Dataset content
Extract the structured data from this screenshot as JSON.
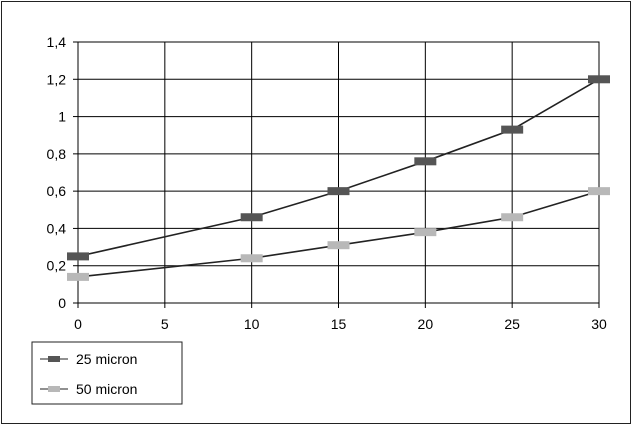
{
  "chart_data": {
    "type": "line",
    "title": "",
    "xlabel": "",
    "ylabel": "",
    "x": [
      0,
      10,
      15,
      20,
      25,
      30
    ],
    "x_ticks": [
      "0",
      "5",
      "10",
      "15",
      "20",
      "25",
      "30"
    ],
    "y_ticks": [
      "0",
      "0,2",
      "0,4",
      "0,6",
      "0,8",
      "1",
      "1,2",
      "1,4"
    ],
    "xlim": [
      0,
      30
    ],
    "ylim": [
      0,
      1.4
    ],
    "grid": "vertical and horizontal",
    "legend_position": "bottom-left",
    "series": [
      {
        "name": "25 micron",
        "color": "#222222",
        "marker_color": "#555555",
        "values": [
          0.25,
          0.46,
          0.6,
          0.76,
          0.93,
          1.2
        ]
      },
      {
        "name": "50 micron",
        "color": "#222222",
        "marker_color": "#b8b8b8",
        "values": [
          0.14,
          0.24,
          0.31,
          0.38,
          0.46,
          0.6
        ]
      }
    ]
  }
}
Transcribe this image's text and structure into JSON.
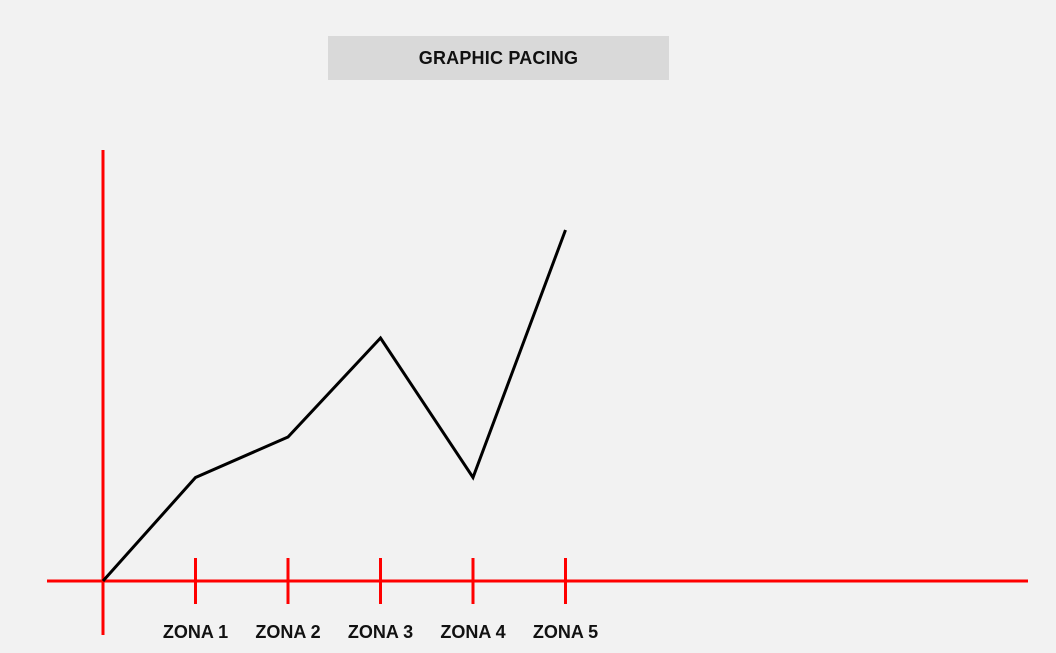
{
  "title": "GRAPHIC PACING",
  "colors": {
    "background": "#f2f2f2",
    "title_box": "#d9d9d9",
    "axes": "#ff0000",
    "line": "#000000",
    "text": "#111111"
  },
  "chart_data": {
    "type": "line",
    "title": "GRAPHIC PACING",
    "xlabel": "",
    "ylabel": "",
    "categories": [
      "ZONA 1",
      "ZONA 2",
      "ZONA 3",
      "ZONA 4",
      "ZONA 5"
    ],
    "x": [
      0,
      1,
      2,
      3,
      4,
      5
    ],
    "y": [
      0,
      23,
      32,
      54,
      23,
      78
    ],
    "xlim": [
      -0.02,
      9.7
    ],
    "ylim": [
      -10,
      100
    ],
    "grid": false,
    "legend": "none"
  }
}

What the exercise asks
Reproduce each entry precisely. Leave the pictures out.

Exercise response
Extract the structured data from this screenshot as JSON.
{
  "chart_data": {
    "type": "line",
    "title": "",
    "xlabel": "",
    "ylabel": "",
    "x": [
      0,
      10,
      15,
      20,
      25,
      30
    ],
    "x_ticks": [
      "0",
      "5",
      "10",
      "15",
      "20",
      "25",
      "30"
    ],
    "y_ticks": [
      "0",
      "0,2",
      "0,4",
      "0,6",
      "0,8",
      "1",
      "1,2",
      "1,4"
    ],
    "xlim": [
      0,
      30
    ],
    "ylim": [
      0,
      1.4
    ],
    "grid": "vertical and horizontal",
    "legend_position": "bottom-left",
    "series": [
      {
        "name": "25 micron",
        "color": "#222222",
        "marker_color": "#555555",
        "values": [
          0.25,
          0.46,
          0.6,
          0.76,
          0.93,
          1.2
        ]
      },
      {
        "name": "50 micron",
        "color": "#222222",
        "marker_color": "#b8b8b8",
        "values": [
          0.14,
          0.24,
          0.31,
          0.38,
          0.46,
          0.6
        ]
      }
    ]
  }
}
Transcribe this image's text and structure into JSON.
{
  "title": "GRAPHIC PACING",
  "colors": {
    "background": "#f2f2f2",
    "title_box": "#d9d9d9",
    "axes": "#ff0000",
    "line": "#000000",
    "text": "#111111"
  },
  "chart_data": {
    "type": "line",
    "title": "GRAPHIC PACING",
    "xlabel": "",
    "ylabel": "",
    "categories": [
      "ZONA 1",
      "ZONA 2",
      "ZONA 3",
      "ZONA 4",
      "ZONA 5"
    ],
    "x": [
      0,
      1,
      2,
      3,
      4,
      5
    ],
    "y": [
      0,
      23,
      32,
      54,
      23,
      78
    ],
    "xlim": [
      -0.02,
      9.7
    ],
    "ylim": [
      -10,
      100
    ],
    "grid": false,
    "legend": "none"
  }
}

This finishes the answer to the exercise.